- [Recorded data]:
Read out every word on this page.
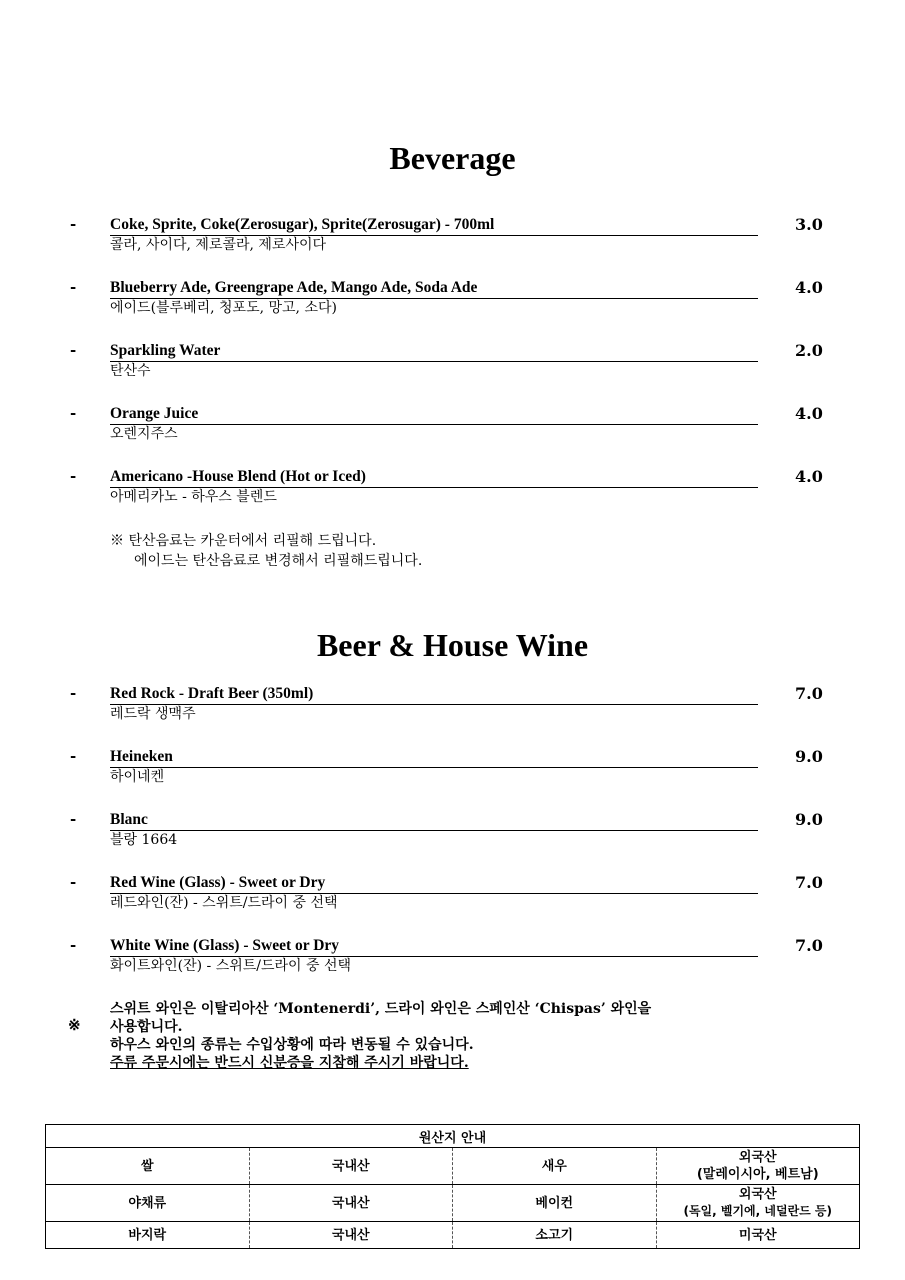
Beverage
- Coke, Sprite, Coke(Zerosugar), Sprite(Zerosugar) - 700ml
콜라, 사이다, 제로콜라, 제로사이다
3.0
- Blueberry Ade, Greengrape Ade, Mango Ade, Soda Ade
에이드(블루베리, 청포도, 망고, 소다)
4.0
- Sparkling Water
탄산수
2.0
- Orange Juice
오렌지주스
4.0
- Americano -House Blend (Hot or Iced)
아메리카노 - 하우스 블렌드
4.0
※ 탄산음료는 카운터에서 리필해 드립니다.
에이드는 탄산음료로 변경해서 리필해드립니다.
Beer & House Wine
- Red Rock - Draft Beer (350ml)
레드락 생맥주
7.0
- Heineken
하이네켄
9.0
- Blanc
블랑 1664
9.0
- Red Wine (Glass) - Sweet or Dry
레드와인(잔) - 스위트/드라이 중 선택
7.0
- White Wine (Glass) - Sweet or Dry
화이트와인(잔) - 스위트/드라이 중 선택
7.0
※
스위트 와인은 이탈리아산 ‘Montenerdi’, 드라이 와인은 스페인산 ‘Chispas’ 와인을
사용합니다.
하우스 와인의 종류는 수입상황에 따라 변동될 수 있습니다.
주류 주문시에는 반드시 신분증을 지참해 주시기 바랍니다.
원산지 안내			
쌀	국내산	새우	외국산
(말레이시아, 베트남)

야채류	국내산	베이컨	외국산
(독일, 벨기에, 네덜란드 등)

바지락	국내산	소고기	미국산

- [TASK OBJECTIVE]:
Above are records to transcribe exactly; leave their pictures out.

- [ANSWER]:
Read out every word on this page.
Beverage
- Coke, Sprite, Coke(Zerosugar), Sprite(Zerosugar) - 700ml
콜라, 사이다, 제로콜라, 제로사이다
3.0
- Blueberry Ade, Greengrape Ade, Mango Ade, Soda Ade
에이드(블루베리, 청포도, 망고, 소다)
4.0
- Sparkling Water
탄산수
2.0
- Orange Juice
오렌지주스
4.0
- Americano -House Blend (Hot or Iced)
아메리카노 - 하우스 블렌드
4.0
※ 탄산음료는 카운터에서 리필해 드립니다.
에이드는 탄산음료로 변경해서 리필해드립니다.
Beer & House Wine
- Red Rock - Draft Beer (350ml)
레드락 생맥주
7.0
- Heineken
하이네켄
9.0
- Blanc
블랑 1664
9.0
- Red Wine (Glass) - Sweet or Dry
레드와인(잔) - 스위트/드라이 중 선택
7.0
- White Wine (Glass) - Sweet or Dry
화이트와인(잔) - 스위트/드라이 중 선택
7.0
※
스위트 와인은 이탈리아산 ‘Montenerdi’, 드라이 와인은 스페인산 ‘Chispas’ 와인을
사용합니다.
하우스 와인의 종류는 수입상황에 따라 변동될 수 있습니다.
주류 주문시에는 반드시 신분증을 지참해 주시기 바랍니다.
원산지 안내			
쌀	국내산	새우	외국산
(말레이시아, 베트남)

야채류	국내산	베이컨	외국산
(독일, 벨기에, 네덜란드 등)

바지락	국내산	소고기	미국산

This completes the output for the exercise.